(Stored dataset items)
----------
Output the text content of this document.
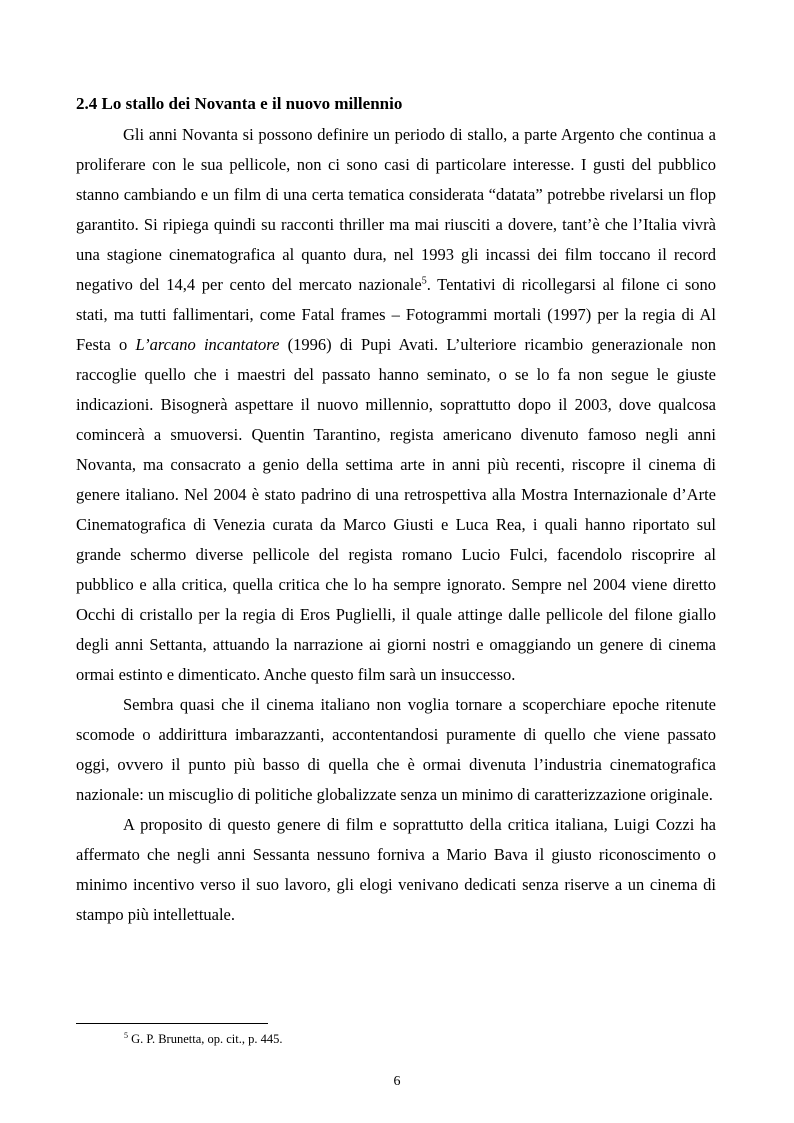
2.4 Lo stallo dei Novanta e il nuovo millennio

Gli anni Novanta si possono definire un periodo di stallo, a parte Argento che continua a proliferare con le sua pellicole, non ci sono casi di particolare interesse. I gusti del pubblico stanno cambiando e un film di una certa tematica considerata “datata” potrebbe rivelarsi un flop garantito. Si ripiega quindi su racconti thriller ma mai riusciti a dovere, tant’è che l’Italia vivrà una stagione cinematografica al quanto dura, nel 1993 gli incassi dei film toccano il record negativo del 14,4 per cento del mercato nazionale$^5$. Tentativi di ricollegarsi al filone ci sono stati, ma tutti fallimentari, come Fatal frames – Fotogrammi mortali (1997) per la regia di Al Festa o L’arcano incantatore (1996) di Pupi Avati. L’ulteriore ricambio generazionale non raccoglie quello che i maestri del passato hanno seminato, o se lo fa non segue le giuste indicazioni. Bisognerà aspettare il nuovo millennio, soprattutto dopo il 2003, dove qualcosa comincerà a smuoversi. Quentin Tarantino, regista americano divenuto famoso negli anni Novanta, ma consacrato a genio della settima arte in anni più recenti, riscopre il cinema di genere italiano. Nel 2004 è stato padrino di una retrospettiva alla Mostra Internazionale d’Arte Cinematografica di Venezia curata da Marco Giusti e Luca Rea, i quali hanno riportato sul grande schermo diverse pellicole del regista romano Lucio Fulci, facendolo riscoprire al pubblico e alla critica, quella critica che lo ha sempre ignorato. Sempre nel 2004 viene diretto Occhi di cristallo per la regia di Eros Puglielli, il quale attinge dalle pellicole del filone giallo degli anni Settanta, attuando la narrazione ai giorni nostri e omaggiando un genere di cinema ormai estinto e dimenticato. Anche questo film sarà un insuccesso.

Sembra quasi che il cinema italiano non voglia tornare a scoperchiare epoche ritenute scomode o addirittura imbarazzanti, accontentandosi puramente di quello che viene passato oggi, ovvero il punto più basso di quella che è ormai divenuta l’industria cinematografica nazionale: un miscuglio di politiche globalizzate senza un minimo di caratterizzazione originale.

A proposito di questo genere di film e soprattutto della critica italiana, Luigi Cozzi ha affermato che negli anni Sessanta nessuno forniva a Mario Bava il giusto riconoscimento o minimo incentivo verso il suo lavoro, gli elogi venivano dedicati senza riserve a un cinema di stampo più intellettuale.

$^5$ G. P. Brunetta, op. cit., p. 445.
6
----------
(Required work) Copy the listing over exactly, skipping the pictures it holds.

(Finished task)
Output the text content of this document.
2.4 Lo stallo dei Novanta e il nuovo millennio

Gli anni Novanta si possono definire un periodo di stallo, a parte Argento che continua a proliferare con le sua pellicole, non ci sono casi di particolare interesse. I gusti del pubblico stanno cambiando e un film di una certa tematica considerata “datata” potrebbe rivelarsi un flop garantito. Si ripiega quindi su racconti thriller ma mai riusciti a dovere, tant’è che l’Italia vivrà una stagione cinematografica al quanto dura, nel 1993 gli incassi dei film toccano il record negativo del 14,4 per cento del mercato nazionale$^5$. Tentativi di ricollegarsi al filone ci sono stati, ma tutti fallimentari, come Fatal frames – Fotogrammi mortali (1997) per la regia di Al Festa o L’arcano incantatore (1996) di Pupi Avati. L’ulteriore ricambio generazionale non raccoglie quello che i maestri del passato hanno seminato, o se lo fa non segue le giuste indicazioni. Bisognerà aspettare il nuovo millennio, soprattutto dopo il 2003, dove qualcosa comincerà a smuoversi. Quentin Tarantino, regista americano divenuto famoso negli anni Novanta, ma consacrato a genio della settima arte in anni più recenti, riscopre il cinema di genere italiano. Nel 2004 è stato padrino di una retrospettiva alla Mostra Internazionale d’Arte Cinematografica di Venezia curata da Marco Giusti e Luca Rea, i quali hanno riportato sul grande schermo diverse pellicole del regista romano Lucio Fulci, facendolo riscoprire al pubblico e alla critica, quella critica che lo ha sempre ignorato. Sempre nel 2004 viene diretto Occhi di cristallo per la regia di Eros Puglielli, il quale attinge dalle pellicole del filone giallo degli anni Settanta, attuando la narrazione ai giorni nostri e omaggiando un genere di cinema ormai estinto e dimenticato. Anche questo film sarà un insuccesso.

Sembra quasi che il cinema italiano non voglia tornare a scoperchiare epoche ritenute scomode o addirittura imbarazzanti, accontentandosi puramente di quello che viene passato oggi, ovvero il punto più basso di quella che è ormai divenuta l’industria cinematografica nazionale: un miscuglio di politiche globalizzate senza un minimo di caratterizzazione originale.

A proposito di questo genere di film e soprattutto della critica italiana, Luigi Cozzi ha affermato che negli anni Sessanta nessuno forniva a Mario Bava il giusto riconoscimento o minimo incentivo verso il suo lavoro, gli elogi venivano dedicati senza riserve a un cinema di stampo più intellettuale.

$^5$ G. P. Brunetta, op. cit., p. 445.
6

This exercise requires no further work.